Exercise data START
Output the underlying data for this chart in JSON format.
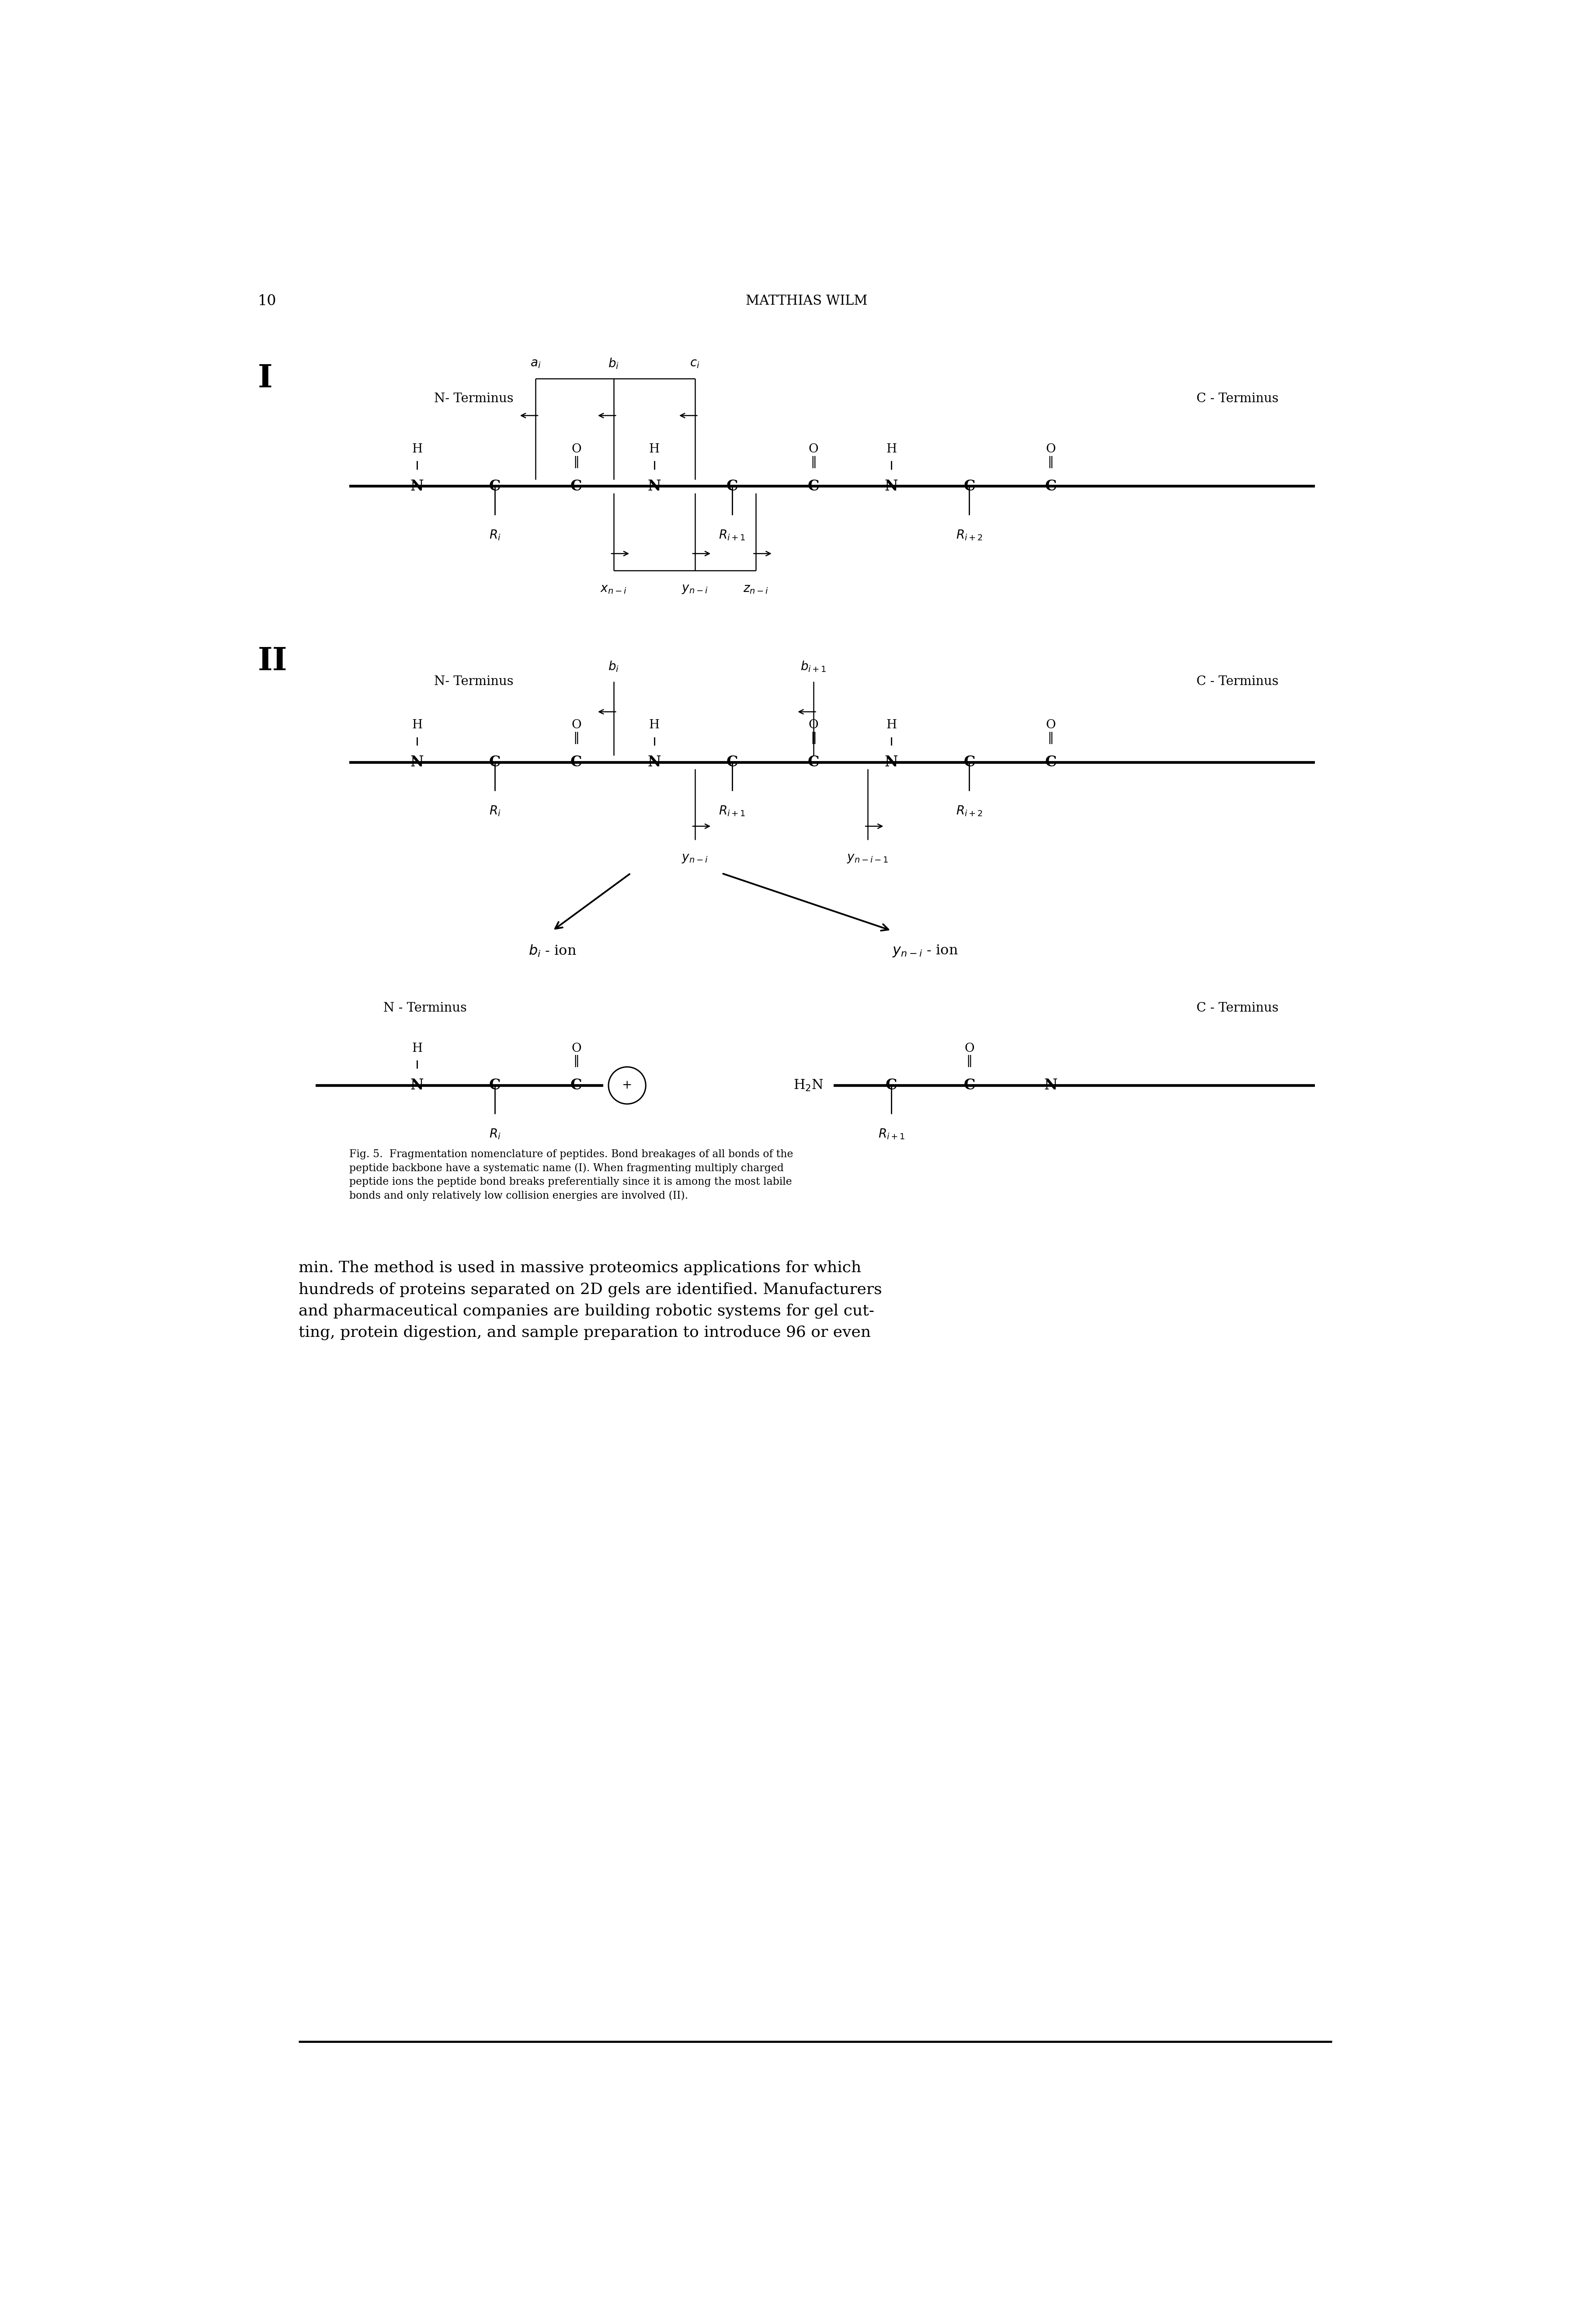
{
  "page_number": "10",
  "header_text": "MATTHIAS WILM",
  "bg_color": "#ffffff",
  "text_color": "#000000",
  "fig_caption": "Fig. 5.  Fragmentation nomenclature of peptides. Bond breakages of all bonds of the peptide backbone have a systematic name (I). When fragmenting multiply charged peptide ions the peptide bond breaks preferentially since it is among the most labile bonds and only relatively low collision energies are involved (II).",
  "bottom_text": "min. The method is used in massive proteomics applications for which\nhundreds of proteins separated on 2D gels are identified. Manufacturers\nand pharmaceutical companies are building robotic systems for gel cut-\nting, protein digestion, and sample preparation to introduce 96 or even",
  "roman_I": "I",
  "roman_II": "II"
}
Exercise data END
▶ **What to produce**: A word-for-word restatement of all the lines above is needed, with the pictures omitted.

▶ **Response**:
Output the underlying data for this chart in JSON format.
{
  "page_number": "10",
  "header_text": "MATTHIAS WILM",
  "bg_color": "#ffffff",
  "text_color": "#000000",
  "fig_caption": "Fig. 5.  Fragmentation nomenclature of peptides. Bond breakages of all bonds of the peptide backbone have a systematic name (I). When fragmenting multiply charged peptide ions the peptide bond breaks preferentially since it is among the most labile bonds and only relatively low collision energies are involved (II).",
  "bottom_text": "min. The method is used in massive proteomics applications for which\nhundreds of proteins separated on 2D gels are identified. Manufacturers\nand pharmaceutical companies are building robotic systems for gel cut-\nting, protein digestion, and sample preparation to introduce 96 or even",
  "roman_I": "I",
  "roman_II": "II"
}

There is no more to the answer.